What you are asked to do
Quote each line of the material verbatim, without the pictures.
* * *
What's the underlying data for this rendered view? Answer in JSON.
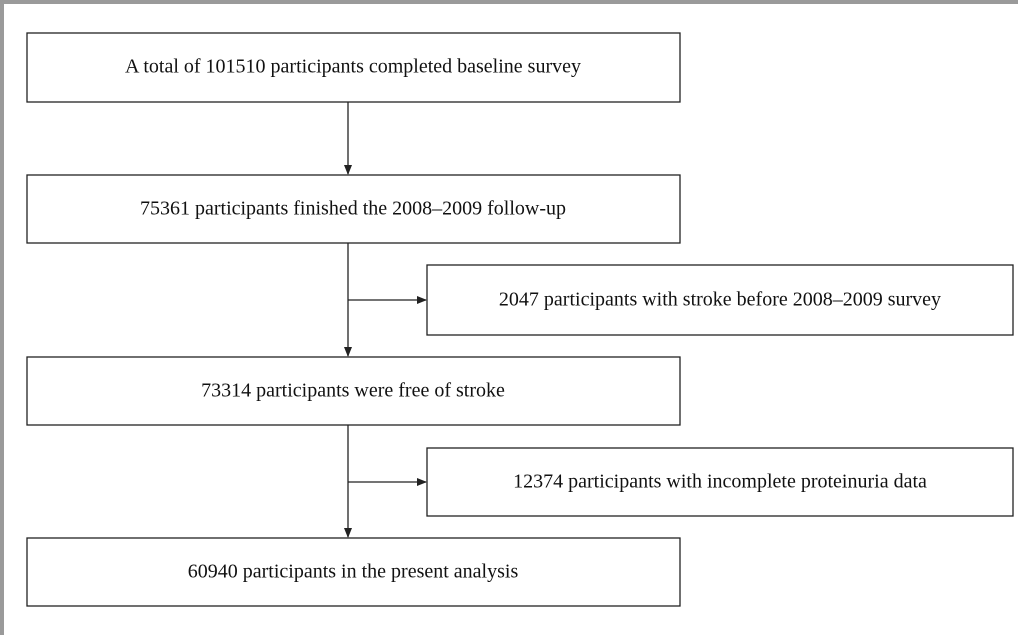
{
  "nodes": [
    {
      "label": "A total of 101510 participants completed baseline survey"
    },
    {
      "label": "75361 participants finished the 2008–2009 follow-up"
    },
    {
      "label": "2047 participants with stroke before 2008–2009 survey"
    },
    {
      "label": "73314 participants were free of stroke"
    },
    {
      "label": "12374 participants with incomplete proteinuria data"
    },
    {
      "label": "60940 participants in the present analysis"
    }
  ]
}
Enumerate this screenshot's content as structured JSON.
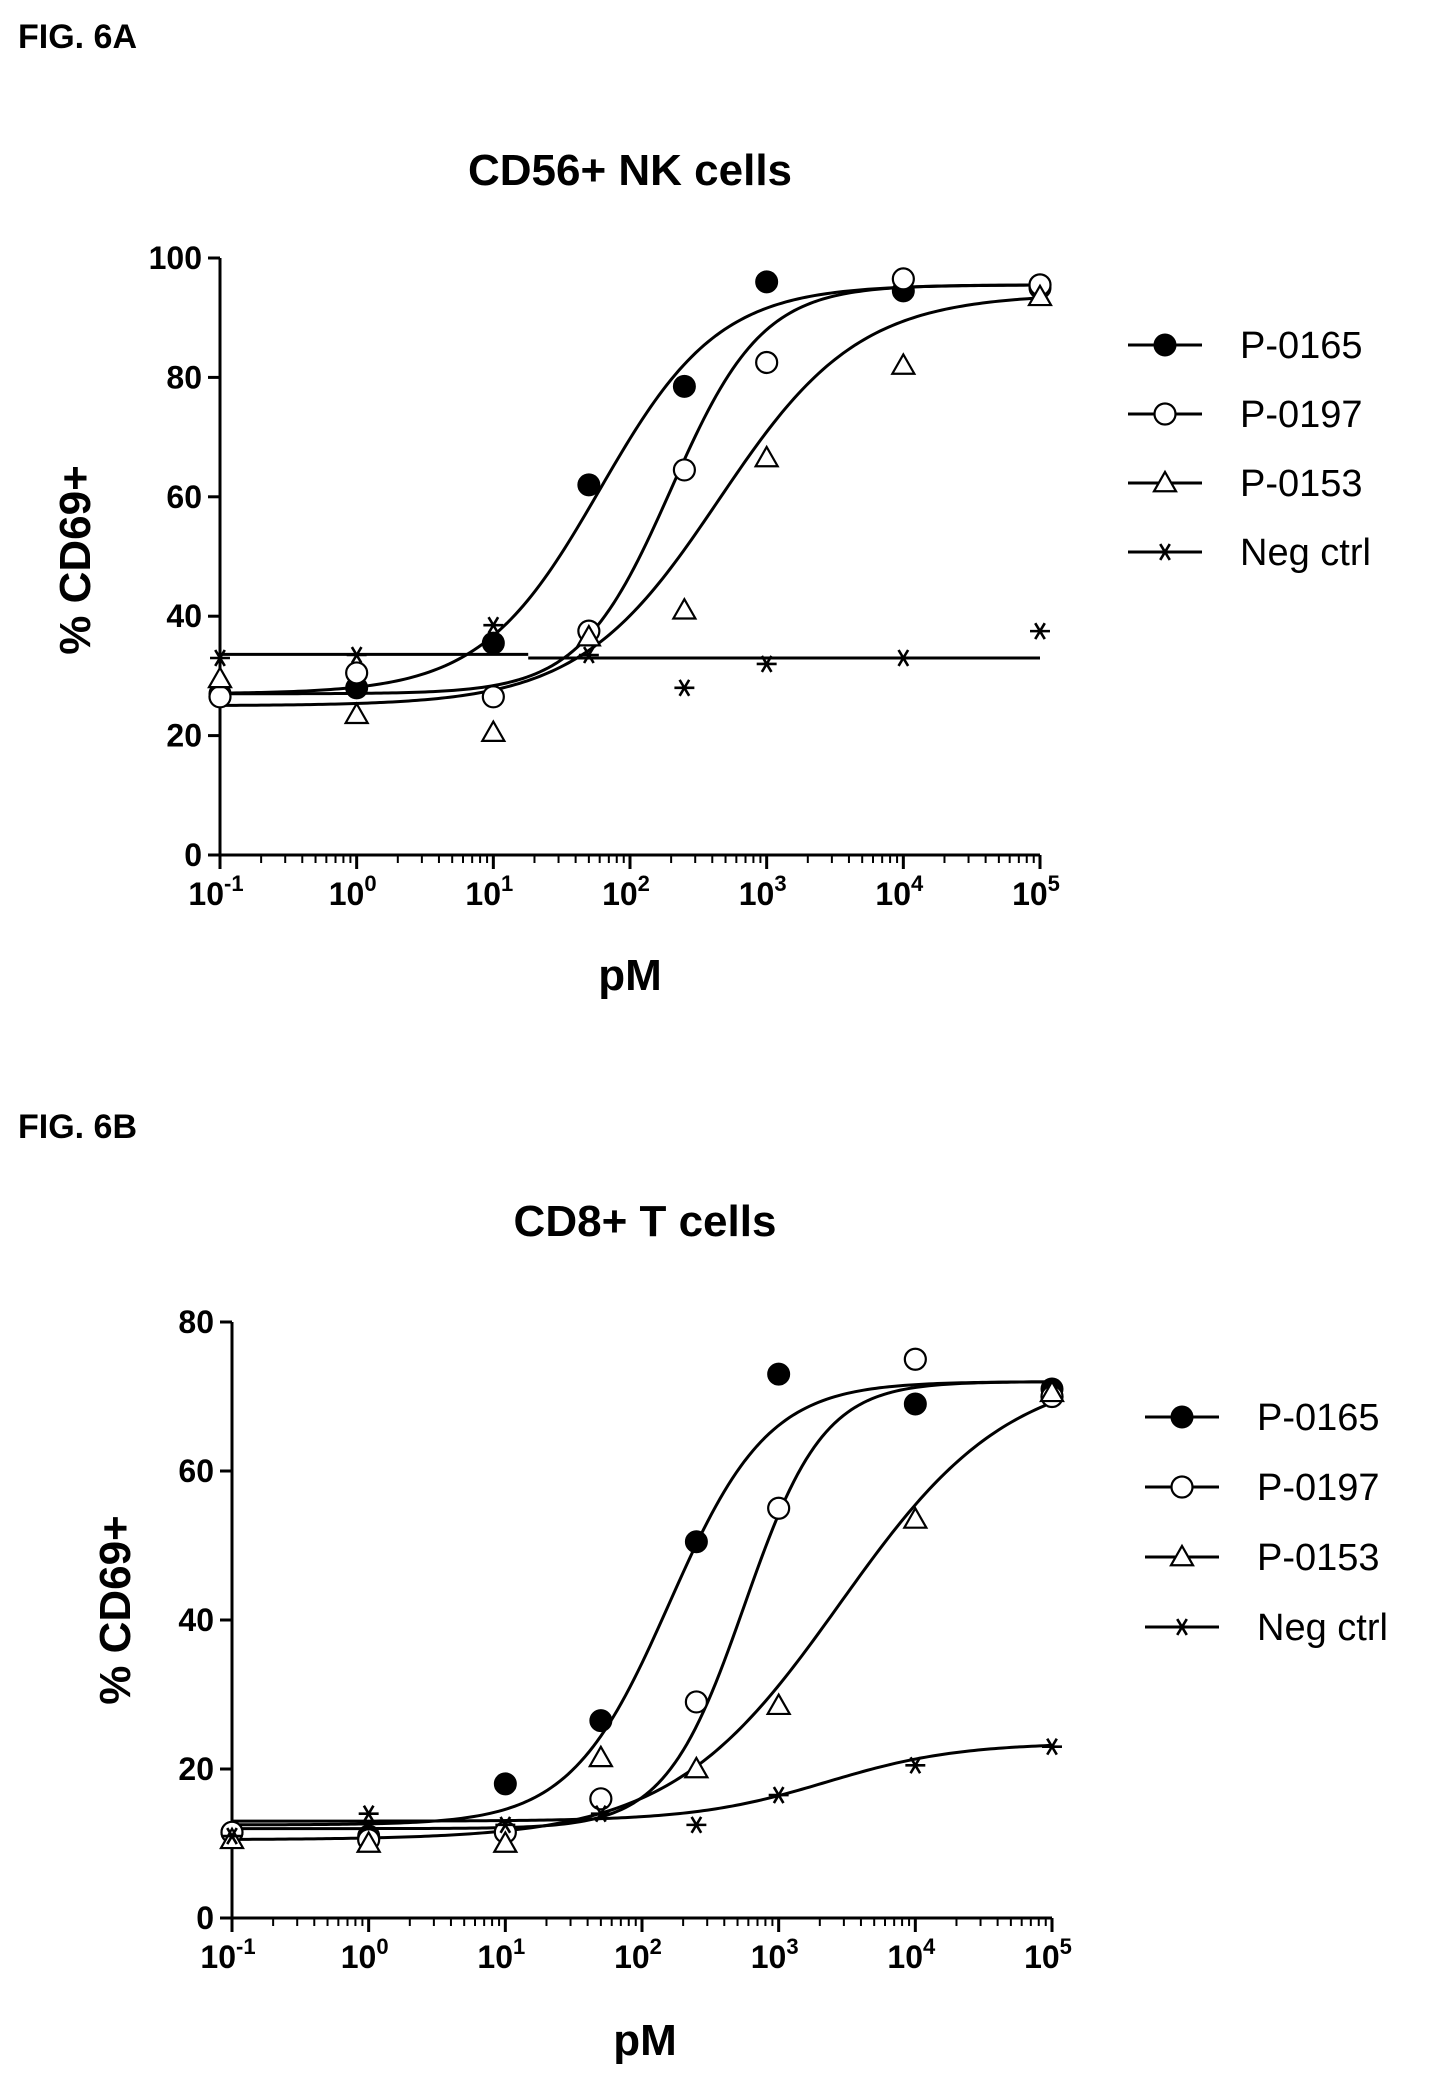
{
  "chart_data": [
    {
      "type": "scatter",
      "figure_label": "FIG. 6A",
      "title": "CD56+ NK cells",
      "xlabel": "pM",
      "ylabel": "% CD69+",
      "xscale": "log",
      "xlim": [
        0.1,
        100000
      ],
      "ylim": [
        0,
        100
      ],
      "xticks": [
        0.1,
        1,
        10,
        100,
        1000,
        10000,
        100000
      ],
      "xtick_labels": [
        {
          "base": "10",
          "exp": "-1"
        },
        {
          "base": "10",
          "exp": "0"
        },
        {
          "base": "10",
          "exp": "1"
        },
        {
          "base": "10",
          "exp": "2"
        },
        {
          "base": "10",
          "exp": "3"
        },
        {
          "base": "10",
          "exp": "4"
        },
        {
          "base": "10",
          "exp": "5"
        }
      ],
      "yticks": [
        0,
        20,
        40,
        60,
        80,
        100
      ],
      "grid": false,
      "legend_position": "right",
      "series": [
        {
          "name": "P-0165",
          "marker": "filled-circle",
          "x": [
            0.1,
            1,
            10,
            50,
            250,
            1000,
            10000,
            100000
          ],
          "y": [
            27,
            28,
            35.5,
            62,
            78.5,
            96,
            94.5,
            95
          ],
          "fit": {
            "bottom": 27,
            "top": 95.5,
            "logec50": 1.78,
            "hill": 1.0
          }
        },
        {
          "name": "P-0197",
          "marker": "open-circle",
          "x": [
            0.1,
            1,
            10,
            50,
            250,
            1000,
            10000,
            100000
          ],
          "y": [
            26.5,
            30.5,
            26.5,
            37.5,
            64.5,
            82.5,
            96.5,
            95.5
          ],
          "fit": {
            "bottom": 27,
            "top": 95.5,
            "logec50": 2.3,
            "hill": 1.3
          }
        },
        {
          "name": "P-0153",
          "marker": "open-triangle",
          "x": [
            0.1,
            1,
            10,
            50,
            250,
            1000,
            10000,
            100000
          ],
          "y": [
            29.5,
            23.5,
            20.5,
            36.5,
            41,
            66.5,
            82,
            93.5
          ],
          "fit": {
            "bottom": 25,
            "top": 94,
            "logec50": 2.65,
            "hill": 0.85
          }
        },
        {
          "name": "Neg ctrl",
          "marker": "asterisk",
          "x": [
            0.1,
            1,
            10,
            50,
            250,
            1000,
            10000,
            100000
          ],
          "y": [
            33,
            33.5,
            38.5,
            33.5,
            28,
            32,
            33,
            37.5
          ],
          "fit": {
            "segments": [
              [
                0.1,
                33.6,
                18,
                33.6
              ],
              [
                18,
                33.0,
                100000,
                33.0
              ]
            ]
          }
        }
      ]
    },
    {
      "type": "scatter",
      "figure_label": "FIG. 6B",
      "title": "CD8+ T cells",
      "xlabel": "pM",
      "ylabel": "% CD69+",
      "xscale": "log",
      "xlim": [
        0.1,
        100000
      ],
      "ylim": [
        0,
        80
      ],
      "xticks": [
        0.1,
        1,
        10,
        100,
        1000,
        10000,
        100000
      ],
      "xtick_labels": [
        {
          "base": "10",
          "exp": "-1"
        },
        {
          "base": "10",
          "exp": "0"
        },
        {
          "base": "10",
          "exp": "1"
        },
        {
          "base": "10",
          "exp": "2"
        },
        {
          "base": "10",
          "exp": "3"
        },
        {
          "base": "10",
          "exp": "4"
        },
        {
          "base": "10",
          "exp": "5"
        }
      ],
      "yticks": [
        0,
        20,
        40,
        60,
        80
      ],
      "grid": false,
      "legend_position": "right",
      "series": [
        {
          "name": "P-0165",
          "marker": "filled-circle",
          "x": [
            0.1,
            1,
            10,
            50,
            250,
            1000,
            10000,
            100000
          ],
          "y": [
            11.5,
            11,
            18,
            26.5,
            50.5,
            73,
            69,
            71
          ],
          "fit": {
            "bottom": 12.5,
            "top": 72,
            "logec50": 2.2,
            "hill": 1.2
          }
        },
        {
          "name": "P-0197",
          "marker": "open-circle",
          "x": [
            0.1,
            1,
            10,
            50,
            250,
            1000,
            10000,
            100000
          ],
          "y": [
            11.5,
            10.5,
            11.5,
            16,
            29,
            55,
            75,
            70
          ],
          "fit": {
            "bottom": 12,
            "top": 72,
            "logec50": 2.75,
            "hill": 1.5
          }
        },
        {
          "name": "P-0153",
          "marker": "open-triangle",
          "x": [
            0.1,
            1,
            10,
            50,
            250,
            1000,
            10000,
            100000
          ],
          "y": [
            10.5,
            10,
            10,
            21.5,
            20,
            28.5,
            53.5,
            70.5
          ],
          "fit": {
            "bottom": 10.5,
            "top": 74,
            "logec50": 3.45,
            "hill": 0.7
          }
        },
        {
          "name": "Neg ctrl",
          "marker": "asterisk",
          "x": [
            0.1,
            1,
            10,
            50,
            250,
            1000,
            10000,
            100000
          ],
          "y": [
            11,
            14,
            12.5,
            14,
            12.5,
            16.5,
            20.5,
            23
          ],
          "fit": {
            "bottom": 13,
            "top": 23.5,
            "logec50": 3.35,
            "hill": 0.9
          }
        }
      ]
    }
  ]
}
* * *
Answer section
What's the underlying data for this rendered view? Answer in JSON.
{
  "nodes": [
    {
      "label": "A total of 101510 participants completed baseline survey"
    },
    {
      "label": "75361 participants finished the 2008–2009 follow-up"
    },
    {
      "label": "2047 participants with stroke before 2008–2009 survey"
    },
    {
      "label": "73314 participants were free of stroke"
    },
    {
      "label": "12374 participants with incomplete proteinuria data"
    },
    {
      "label": "60940 participants in the present analysis"
    }
  ]
}
Enumerate this screenshot's content as structured JSON.
{
  "chart_data": [
    {
      "type": "scatter",
      "figure_label": "FIG. 6A",
      "title": "CD56+ NK cells",
      "xlabel": "pM",
      "ylabel": "% CD69+",
      "xscale": "log",
      "xlim": [
        0.1,
        100000
      ],
      "ylim": [
        0,
        100
      ],
      "xticks": [
        0.1,
        1,
        10,
        100,
        1000,
        10000,
        100000
      ],
      "xtick_labels": [
        {
          "base": "10",
          "exp": "-1"
        },
        {
          "base": "10",
          "exp": "0"
        },
        {
          "base": "10",
          "exp": "1"
        },
        {
          "base": "10",
          "exp": "2"
        },
        {
          "base": "10",
          "exp": "3"
        },
        {
          "base": "10",
          "exp": "4"
        },
        {
          "base": "10",
          "exp": "5"
        }
      ],
      "yticks": [
        0,
        20,
        40,
        60,
        80,
        100
      ],
      "grid": false,
      "legend_position": "right",
      "series": [
        {
          "name": "P-0165",
          "marker": "filled-circle",
          "x": [
            0.1,
            1,
            10,
            50,
            250,
            1000,
            10000,
            100000
          ],
          "y": [
            27,
            28,
            35.5,
            62,
            78.5,
            96,
            94.5,
            95
          ],
          "fit": {
            "bottom": 27,
            "top": 95.5,
            "logec50": 1.78,
            "hill": 1.0
          }
        },
        {
          "name": "P-0197",
          "marker": "open-circle",
          "x": [
            0.1,
            1,
            10,
            50,
            250,
            1000,
            10000,
            100000
          ],
          "y": [
            26.5,
            30.5,
            26.5,
            37.5,
            64.5,
            82.5,
            96.5,
            95.5
          ],
          "fit": {
            "bottom": 27,
            "top": 95.5,
            "logec50": 2.3,
            "hill": 1.3
          }
        },
        {
          "name": "P-0153",
          "marker": "open-triangle",
          "x": [
            0.1,
            1,
            10,
            50,
            250,
            1000,
            10000,
            100000
          ],
          "y": [
            29.5,
            23.5,
            20.5,
            36.5,
            41,
            66.5,
            82,
            93.5
          ],
          "fit": {
            "bottom": 25,
            "top": 94,
            "logec50": 2.65,
            "hill": 0.85
          }
        },
        {
          "name": "Neg ctrl",
          "marker": "asterisk",
          "x": [
            0.1,
            1,
            10,
            50,
            250,
            1000,
            10000,
            100000
          ],
          "y": [
            33,
            33.5,
            38.5,
            33.5,
            28,
            32,
            33,
            37.5
          ],
          "fit": {
            "segments": [
              [
                0.1,
                33.6,
                18,
                33.6
              ],
              [
                18,
                33.0,
                100000,
                33.0
              ]
            ]
          }
        }
      ]
    },
    {
      "type": "scatter",
      "figure_label": "FIG. 6B",
      "title": "CD8+ T cells",
      "xlabel": "pM",
      "ylabel": "% CD69+",
      "xscale": "log",
      "xlim": [
        0.1,
        100000
      ],
      "ylim": [
        0,
        80
      ],
      "xticks": [
        0.1,
        1,
        10,
        100,
        1000,
        10000,
        100000
      ],
      "xtick_labels": [
        {
          "base": "10",
          "exp": "-1"
        },
        {
          "base": "10",
          "exp": "0"
        },
        {
          "base": "10",
          "exp": "1"
        },
        {
          "base": "10",
          "exp": "2"
        },
        {
          "base": "10",
          "exp": "3"
        },
        {
          "base": "10",
          "exp": "4"
        },
        {
          "base": "10",
          "exp": "5"
        }
      ],
      "yticks": [
        0,
        20,
        40,
        60,
        80
      ],
      "grid": false,
      "legend_position": "right",
      "series": [
        {
          "name": "P-0165",
          "marker": "filled-circle",
          "x": [
            0.1,
            1,
            10,
            50,
            250,
            1000,
            10000,
            100000
          ],
          "y": [
            11.5,
            11,
            18,
            26.5,
            50.5,
            73,
            69,
            71
          ],
          "fit": {
            "bottom": 12.5,
            "top": 72,
            "logec50": 2.2,
            "hill": 1.2
          }
        },
        {
          "name": "P-0197",
          "marker": "open-circle",
          "x": [
            0.1,
            1,
            10,
            50,
            250,
            1000,
            10000,
            100000
          ],
          "y": [
            11.5,
            10.5,
            11.5,
            16,
            29,
            55,
            75,
            70
          ],
          "fit": {
            "bottom": 12,
            "top": 72,
            "logec50": 2.75,
            "hill": 1.5
          }
        },
        {
          "name": "P-0153",
          "marker": "open-triangle",
          "x": [
            0.1,
            1,
            10,
            50,
            250,
            1000,
            10000,
            100000
          ],
          "y": [
            10.5,
            10,
            10,
            21.5,
            20,
            28.5,
            53.5,
            70.5
          ],
          "fit": {
            "bottom": 10.5,
            "top": 74,
            "logec50": 3.45,
            "hill": 0.7
          }
        },
        {
          "name": "Neg ctrl",
          "marker": "asterisk",
          "x": [
            0.1,
            1,
            10,
            50,
            250,
            1000,
            10000,
            100000
          ],
          "y": [
            11,
            14,
            12.5,
            14,
            12.5,
            16.5,
            20.5,
            23
          ],
          "fit": {
            "bottom": 13,
            "top": 23.5,
            "logec50": 3.35,
            "hill": 0.9
          }
        }
      ]
    }
  ]
}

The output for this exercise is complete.